▼▼▼

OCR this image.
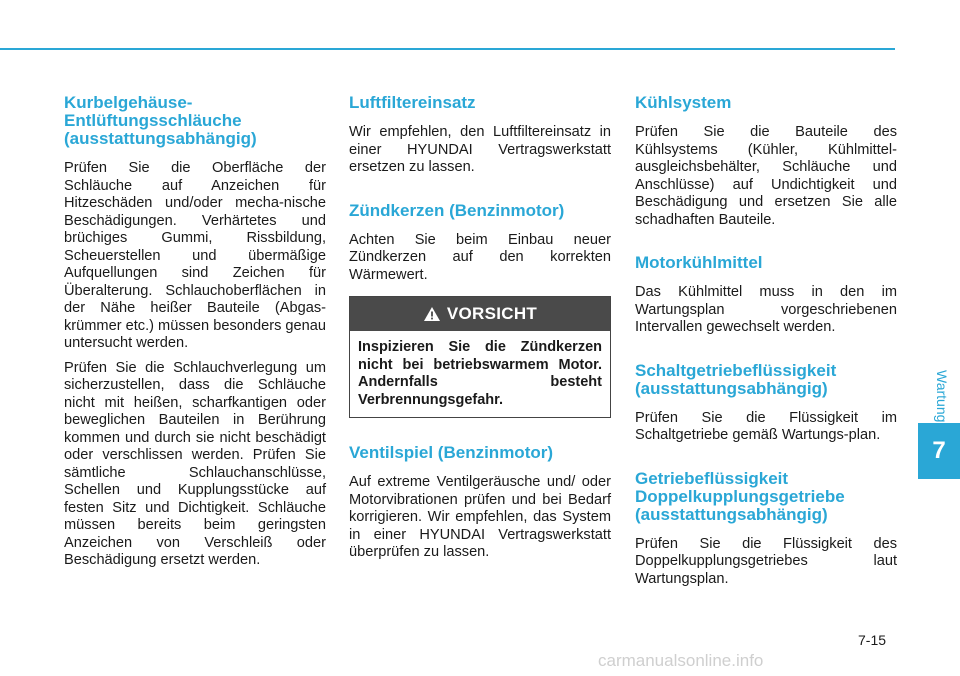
Kurbelgehäuse-
Entlüftungsschläuche
(ausstattungsabhängig)

Prüfen Sie die Oberfläche der Schläuche auf Anzeichen für Hitzeschäden und/oder mecha-nische Beschädigungen. Verhärtetes und brüchiges Gummi, Rissbildung, Scheuerstellen und übermäßige Aufquellungen sind Zeichen für Überalterung. Schlauchoberflächen in der Nähe heißer Bauteile (Abgas-krümmer etc.) müssen besonders genau untersucht werden.

Prüfen Sie die Schlauchverlegung um sicherzustellen, dass die Schläuche nicht mit heißen, scharfkantigen oder beweglichen Bauteilen in Berührung kommen und durch sie nicht beschädigt oder verschlissen werden. Prüfen Sie sämtliche Schlauchanschlüsse, Schellen und Kupplungsstücke auf festen Sitz und Dichtigkeit. Schläuche müssen bereits beim geringsten Anzeichen von Verschleiß oder Beschädigung ersetzt werden.

Luftfiltereinsatz

Wir empfehlen, den Luftfiltereinsatz in einer HYUNDAI Vertragswerkstatt ersetzen zu lassen.

Zündkerzen (Benzinmotor)

Achten Sie beim Einbau neuer Zündkerzen auf den korrekten Wärmewert.

VORSICHT
Inspizieren Sie die Zündkerzen nicht bei betriebswarmem Motor. Andernfalls besteht Verbrennungsgefahr.
Ventilspiel (Benzinmotor)

Auf extreme Ventilgeräusche und/ oder Motorvibrationen prüfen und bei Bedarf korrigieren. Wir empfehlen, das System in einer HYUNDAI Vertragswerkstatt überprüfen zu lassen.

Kühlsystem

Prüfen Sie die Bauteile des Kühlsystems (Kühler, Kühlmittel-ausgleichsbehälter, Schläuche und Anschlüsse) auf Undichtigkeit und Beschädigung und ersetzen Sie alle schadhaften Bauteile.

Motorkühlmittel

Das Kühlmittel muss in den im Wartungsplan vorgeschriebenen Intervallen gewechselt werden.

Schaltgetriebeflüssigkeit
(ausstattungsabhängig)

Prüfen Sie die Flüssigkeit im Schaltgetriebe gemäß Wartungs-plan.

Getriebeflüssigkeit
Doppelkupplungsgetriebe
(ausstattungsabhängig)

Prüfen Sie die Flüssigkeit des Doppelkupplungsgetriebes laut Wartungsplan.

Wartung
7
7-15
carmanualsonline.info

▲▲▲

• [Short task]
Give the number of lines in the listing above that contain "ersetzen", and nothing else.

• [Result for this task]
2